_SET EXERCISE_
Produce an exact transcription of the listing below, omitting the pictures.

Stored items:
────────────────────

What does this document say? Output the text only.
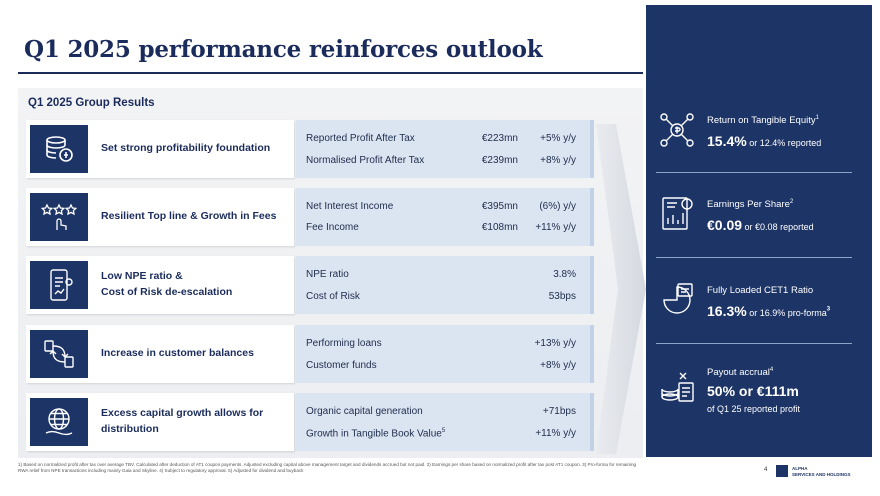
Q1 2025 performance reinforces outlook
Q1 2025 Group Results
Set strong profitability foundation
Reported Profit After Tax	€223mn +5% y/y
Normalised Profit After Tax	€239mn +8% y/y
Resilient Top line & Growth in Fees
Net Interest Income	€395mn (6%) y/y
Fee Income	€108mn +11% y/y
Low NPE ratio &
Cost of Risk de-escalation
NPE ratio	3.8%
Cost of Risk	53bps
Increase in customer balances
Performing loans	+13% y/y
Customer funds	+8% y/y
Excess capital growth allows for
distribution
Organic capital generation	+71bps
Growth in Tangible Book Value$^5$	+11% y/y
Return on Tangible Equity$^1$
15.4% or 12.4% reported
Earnings Per Share$^2$
€0.09 or €0.08 reported
Fully Loaded CET1 Ratio
16.3% or 16.9% pro-forma$^3$
Payout accrual$^4$
50% or €111m
of Q1 25 reported profit
1) Based on normalized profit after tax over average TBV. Calculated after deduction of AT1 coupon payments. Adjusted excluding capital above management target and dividends accrued but not paid. 2) Earnings per share based on normalized profit after tax post AT1 coupon. 3) Pro-forma for remaining RWA relief from NPE transactions including mainly Gaia and Skyline. 4) Subject to regulatory approval. 5) Adjusted for dividend and buyback	4	ALPHA
SERVICES AND HOLDINGS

────────────────────

_THE REPLY_
What does this document say? Output the text only.
Q1 2025 performance reinforces outlook
Q1 2025 Group Results
Set strong profitability foundation
Reported Profit After Tax	€223mn +5% y/y
Normalised Profit After Tax	€239mn +8% y/y
Resilient Top line & Growth in Fees
Net Interest Income	€395mn (6%) y/y
Fee Income	€108mn +11% y/y
Low NPE ratio &
Cost of Risk de-escalation
NPE ratio	3.8%
Cost of Risk	53bps
Increase in customer balances
Performing loans	+13% y/y
Customer funds	+8% y/y
Excess capital growth allows for
distribution
Organic capital generation	+71bps
Growth in Tangible Book Value$^5$	+11% y/y
Return on Tangible Equity$^1$
15.4% or 12.4% reported
Earnings Per Share$^2$
€0.09 or €0.08 reported
Fully Loaded CET1 Ratio
16.3% or 16.9% pro-forma$^3$
Payout accrual$^4$
50% or €111m
of Q1 25 reported profit
1) Based on normalized profit after tax over average TBV. Calculated after deduction of AT1 coupon payments. Adjusted excluding capital above management target and dividends accrued but not paid. 2) Earnings per share based on normalized profit after tax post AT1 coupon. 3) Pro-forma for remaining RWA relief from NPE transactions including mainly Gaia and Skyline. 4) Subject to regulatory approval. 5) Adjusted for dividend and buyback	4	ALPHA
SERVICES AND HOLDINGS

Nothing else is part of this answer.